## GIVEN TASK:
Write out the entire listing below exactly as it appears, minus any pictures.

-------

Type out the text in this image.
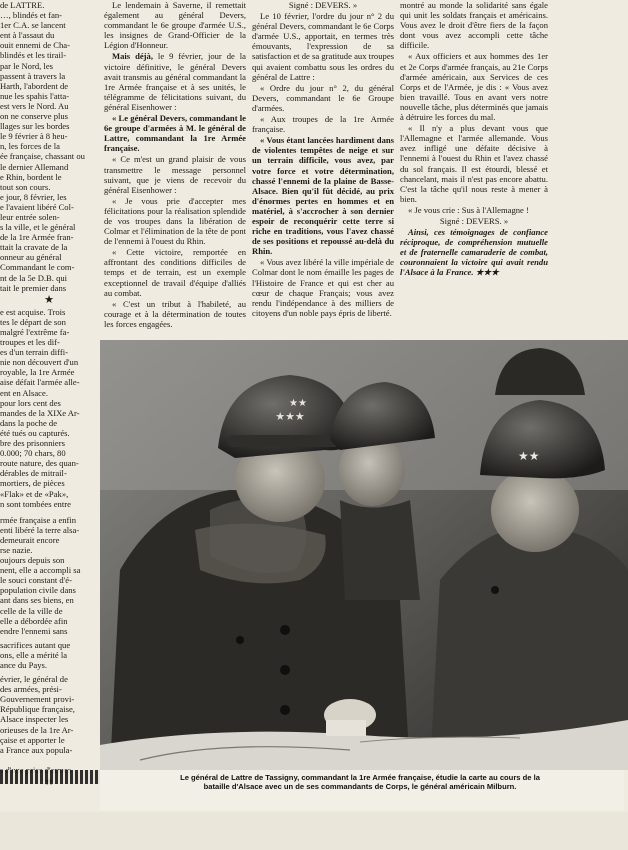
de LATTRE.
…, blindés et fan-
1er C.A. se lancent
ent à l'assaut du
ouit ennemi de Cha-
blindés et les tirail-
par le Nord, les
passent à travers la
Harth, l'abordent de
nue les spahis l'atta-
est vers le Nord. Au
on ne conserve plus
llages sur les bordes
le 9 février à 8 heu-
n, les forces de la
ée française, chassant ou
le dernier Allemand
e Rhin, bordent le
tout son cours.
e jour, 8 février, les
e l'avaient libéré Col-
leur entrée solen-
s la ville, et le général
de la 1re Armée fran-
ttait la cravate de la
onneur au général
Commandant le com-
nt de la 5e D.B. qui
tait le premier dans
★
e est acquise. Trois
tes le départ de son
malgré l'extrême fa-
troupes et les dif-
es d'un terrain diffi-
nie non découvert d'un
royable, la 1re Armée
aise défait l'armée alle-
ent en Alsace.
pour lors cent des
mandes de la XIXe Ar-
dans la poche de
été tués ou capturés.
bre des prisonniers
0.000; 70 chars, 80
route nature, des quan-
dérables de mitrail-
mortiers, de pièces
«Flak» et de «Pak»,
n sont tombées entre
rmée française a enfin
enti libéré la terre alsa-
demeurait encore
rse nazie.
oujours depuis son
nent, elle a accompli sa
le souci constant d'é-
population civile dans
ant dans ses biens, en
celle de la ville de
elle a débordée afin
endre l'ennemi sans
sacrifices autant que
ons, elle a mérité la
ance du Pays.
évrier, le général de
des armées, prési-
Gouvernement provi-
République française,
Alsace inspecter les
orieuses de la 1re Ar-
çaise et apporter le
a France aux popula-

Le lendemain à Saverne, il remettait également au général Devers, commandant le 6e groupe d'armée U.S., les insignes de Grand-Officier de la Légion d'Honneur.

Mais déjà, le 9 février, jour de la victoire définitive, le général Devers avait transmis au général commandant la 1re Armée française et à ses unités, le télégramme de félicitations suivant, du général Eisenhower :

« Le général Devers, commandant le 6e groupe d'armées à M. le général de Lattre, commandant la 1re Armée française.

« Ce m'est un grand plaisir de vous transmettre le message personnel suivant, que je viens de recevoir du général Eisenhower :

« Je vous prie d'accepter mes félicitations pour la réalisation splendide de vos troupes dans la libération de Colmar et l'élimination de la tête de pont de l'ennemi à l'ouest du Rhin.

« Cette victoire, remportée en affrontant des conditions difficiles de temps et de terrain, est un exemple exceptionnel de travail d'équipe d'alliés au combat.

« C'est un tribut à l'habileté, au courage et à la détermination de toutes les forces engagées.

Signé : DEVERS. »

Le 10 février, l'ordre du jour n° 2 du général Devers, commandant le 6e Corps d'armée U.S., apportait, en termes très émouvants, l'expression de sa satisfaction et de sa gratitude aux troupes qui avaient combattu sous les ordres du général de Lattre :

« Ordre du jour n° 2, du général Devers, commandant le 6e Groupe d'armées.

« Aux troupes de la 1re Armée française.

« Vous étant lancées hardiment dans de violentes tempêtes de neige et sur un terrain difficile, vous avez, par votre force et votre détermination, chassé l'ennemi de la plaine de Basse-Alsace. Bien qu'il fût décidé, au prix d'énormes pertes en hommes et en matériel, à s'accrocher à son dernier espoir de reconquérir cette terre si riche en traditions, vous l'avez chassé de ses positions et repoussé au-delà du Rhin.

« Vous avez libéré la ville impériale de Colmar dont le nom émaille les pages de l'Histoire de France et qui est cher au cœur de chaque Français; vous avez rendu l'indépendance à des milliers de citoyens d'un noble pays épris de liberté.

montré au monde la solidarité sans égale qui unit les soldats français et américains. Vous avez le droit d'être fiers de la façon dont vous avez accompli cette tâche difficile.

« Aux officiers et aux hommes des 1er et 2e Corps d'armée français, au 21e Corps d'armée américain, aux Services de ces Corps et de l'Armée, je dis : « Vous avez bien travaillé. Tous en avant vers notre nouvelle tâche, plus déterminés que jamais à détruire les forces du mal.

« Il n'y a plus devant vous que l'Allemagne et l'armée allemande. Vous avez infligé une défaite décisive à l'ennemi à l'ouest du Rhin et l'avez chassé du sol français. Il est étourdi, blessé et chancelant, mais il n'est pas encore abattu. C'est la tâche qu'il nous reste à mener à bien.

« Je vous crie : Sus à l'Allemagne !

Signé : DEVERS. »

Ainsi, ces témoignages de confiance réciproque, de compréhension mutuelle et de fraternelle camaraderie de combat, couronnaient la victoire qui avait rendu l'Alsace à la France. ★★★

★★★
★★
★★
Le général de Lattre de Tassigny, commandant la 1re Armée française, étudie la carte au cours de la bataille d'Alsace avec un de ses commandants de Corps, le général américain Milburn.
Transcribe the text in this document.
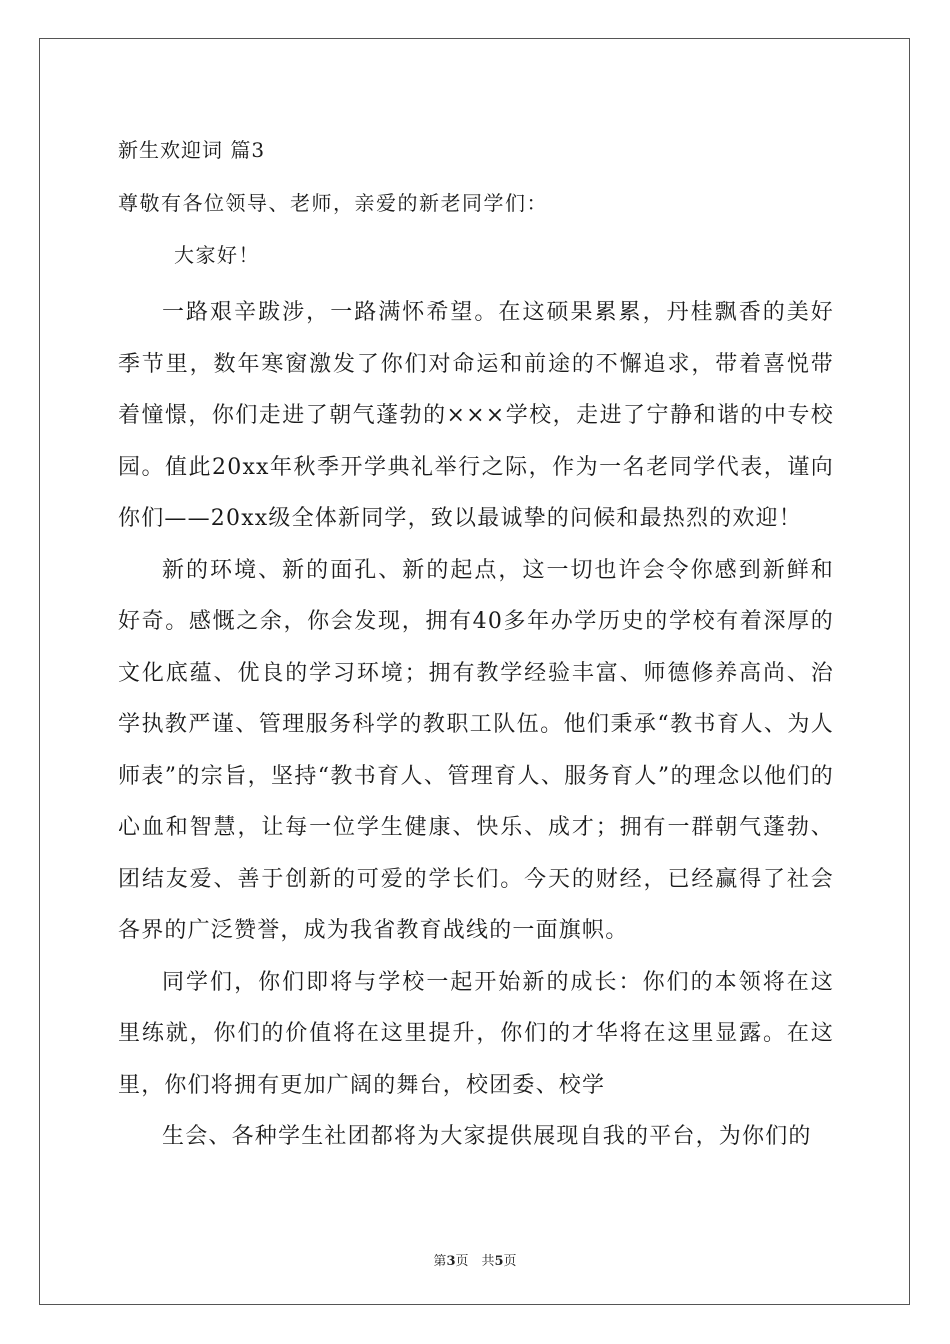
新生欢迎词 篇3
尊敬有各位领导、老师，亲爱的新老同学们：
大家好！

一路艰辛跋涉，一路满怀希望。在这硕果累累，丹桂飘香的美好季节里，数年寒窗激发了你们对命运和前途的不懈追求，带着喜悦带着憧憬，你们走进了朝气蓬勃的×××学校，走进了宁静和谐的中专校园。值此20xx年秋季开学典礼举行之际，作为一名老同学代表，谨向你们——20xx级全体新同学，致以最诚挚的问候和最热烈的欢迎！

新的环境、新的面孔、新的起点，这一切也许会令你感到新鲜和好奇。感慨之余，你会发现，拥有40多年办学历史的学校有着深厚的文化底蕴、优良的学习环境；拥有教学经验丰富、师德修养高尚、治学执教严谨、管理服务科学的教职工队伍。他们秉承“教书育人、为人师表”的宗旨，坚持“教书育人、管理育人、服务育人”的理念以他们的心血和智慧，让每一位学生健康、快乐、成才；拥有一群朝气蓬勃、团结友爱、善于创新的可爱的学长们。今天的财经，已经赢得了社会各界的广泛赞誉，成为我省教育战线的一面旗帜。

同学们，你们即将与学校一起开始新的成长：你们的本领将在这里练就，你们的价值将在这里提升，你们的才华将在这里显露。在这里，你们将拥有更加广阔的舞台，校团委、校学

生会、各种学生社团都将为大家提供展现自我的平台，为你们的

第3页　共5页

-------

## RESPONSE TO THIS TASK:
Type out the text in this image.
de LATTRE.
…, blindés et fan-
1er C.A. se lancent
ent à l'assaut du
ouit ennemi de Cha-
blindés et les tirail-
par le Nord, les
passent à travers la
Harth, l'abordent de
nue les spahis l'atta-
est vers le Nord. Au
on ne conserve plus
llages sur les bordes
le 9 février à 8 heu-
n, les forces de la
ée française, chassant ou
le dernier Allemand
e Rhin, bordent le
tout son cours.
e jour, 8 février, les
e l'avaient libéré Col-
leur entrée solen-
s la ville, et le général
de la 1re Armée fran-
ttait la cravate de la
onneur au général
Commandant le com-
nt de la 5e D.B. qui
tait le premier dans
★
e est acquise. Trois
tes le départ de son
malgré l'extrême fa-
troupes et les dif-
es d'un terrain diffi-
nie non découvert d'un
royable, la 1re Armée
aise défait l'armée alle-
ent en Alsace.
pour lors cent des
mandes de la XIXe Ar-
dans la poche de
été tués ou capturés.
bre des prisonniers
0.000; 70 chars, 80
route nature, des quan-
dérables de mitrail-
mortiers, de pièces
«Flak» et de «Pak»,
n sont tombées entre
rmée française a enfin
enti libéré la terre alsa-
demeurait encore
rse nazie.
oujours depuis son
nent, elle a accompli sa
le souci constant d'é-
population civile dans
ant dans ses biens, en
celle de la ville de
elle a débordée afin
endre l'ennemi sans
sacrifices autant que
ons, elle a mérité la
ance du Pays.
évrier, le général de
des armées, prési-
Gouvernement provi-
République française,
Alsace inspecter les
orieuses de la 1re Ar-
çaise et apporter le
a France aux popula-

Le lendemain à Saverne, il remettait également au général Devers, commandant le 6e groupe d'armée U.S., les insignes de Grand-Officier de la Légion d'Honneur.

Mais déjà, le 9 février, jour de la victoire définitive, le général Devers avait transmis au général commandant la 1re Armée française et à ses unités, le télégramme de félicitations suivant, du général Eisenhower :

« Le général Devers, commandant le 6e groupe d'armées à M. le général de Lattre, commandant la 1re Armée française.

« Ce m'est un grand plaisir de vous transmettre le message personnel suivant, que je viens de recevoir du général Eisenhower :

« Je vous prie d'accepter mes félicitations pour la réalisation splendide de vos troupes dans la libération de Colmar et l'élimination de la tête de pont de l'ennemi à l'ouest du Rhin.

« Cette victoire, remportée en affrontant des conditions difficiles de temps et de terrain, est un exemple exceptionnel de travail d'équipe d'alliés au combat.

« C'est un tribut à l'habileté, au courage et à la détermination de toutes les forces engagées.

Signé : DEVERS. »

Le 10 février, l'ordre du jour n° 2 du général Devers, commandant le 6e Corps d'armée U.S., apportait, en termes très émouvants, l'expression de sa satisfaction et de sa gratitude aux troupes qui avaient combattu sous les ordres du général de Lattre :

« Ordre du jour n° 2, du général Devers, commandant le 6e Groupe d'armées.

« Aux troupes de la 1re Armée française.

« Vous étant lancées hardiment dans de violentes tempêtes de neige et sur un terrain difficile, vous avez, par votre force et votre détermination, chassé l'ennemi de la plaine de Basse-Alsace. Bien qu'il fût décidé, au prix d'énormes pertes en hommes et en matériel, à s'accrocher à son dernier espoir de reconquérir cette terre si riche en traditions, vous l'avez chassé de ses positions et repoussé au-delà du Rhin.

« Vous avez libéré la ville impériale de Colmar dont le nom émaille les pages de l'Histoire de France et qui est cher au cœur de chaque Français; vous avez rendu l'indépendance à des milliers de citoyens d'un noble pays épris de liberté.

montré au monde la solidarité sans égale qui unit les soldats français et américains. Vous avez le droit d'être fiers de la façon dont vous avez accompli cette tâche difficile.

« Aux officiers et aux hommes des 1er et 2e Corps d'armée français, au 21e Corps d'armée américain, aux Services de ces Corps et de l'Armée, je dis : « Vous avez bien travaillé. Tous en avant vers notre nouvelle tâche, plus déterminés que jamais à détruire les forces du mal.

« Il n'y a plus devant vous que l'Allemagne et l'armée allemande. Vous avez infligé une défaite décisive à l'ennemi à l'ouest du Rhin et l'avez chassé du sol français. Il est étourdi, blessé et chancelant, mais il n'est pas encore abattu. C'est la tâche qu'il nous reste à mener à bien.

« Je vous crie : Sus à l'Allemagne !

Signé : DEVERS. »

Ainsi, ces témoignages de confiance réciproque, de compréhension mutuelle et de fraternelle camaraderie de combat, couronnaient la victoire qui avait rendu l'Alsace à la France. ★★★

★★★
★★
★★
Le général de Lattre de Tassigny, commandant la 1re Armée française, étudie la carte au cours de la bataille d'Alsace avec un de ses commandants de Corps, le général américain Milburn.
Transcribe the text in this document.
新生欢迎词 篇3
尊敬有各位领导、老师，亲爱的新老同学们：
大家好！

一路艰辛跋涉，一路满怀希望。在这硕果累累，丹桂飘香的美好季节里，数年寒窗激发了你们对命运和前途的不懈追求，带着喜悦带着憧憬，你们走进了朝气蓬勃的×××学校，走进了宁静和谐的中专校园。值此20xx年秋季开学典礼举行之际，作为一名老同学代表，谨向你们——20xx级全体新同学，致以最诚挚的问候和最热烈的欢迎！

新的环境、新的面孔、新的起点，这一切也许会令你感到新鲜和好奇。感慨之余，你会发现，拥有40多年办学历史的学校有着深厚的文化底蕴、优良的学习环境；拥有教学经验丰富、师德修养高尚、治学执教严谨、管理服务科学的教职工队伍。他们秉承“教书育人、为人师表”的宗旨，坚持“教书育人、管理育人、服务育人”的理念以他们的心血和智慧，让每一位学生健康、快乐、成才；拥有一群朝气蓬勃、团结友爱、善于创新的可爱的学长们。今天的财经，已经赢得了社会各界的广泛赞誉，成为我省教育战线的一面旗帜。

同学们，你们即将与学校一起开始新的成长：你们的本领将在这里练就，你们的价值将在这里提升，你们的才华将在这里显露。在这里，你们将拥有更加广阔的舞台，校团委、校学

生会、各种学生社团都将为大家提供展现自我的平台，为你们的

第3页　共5页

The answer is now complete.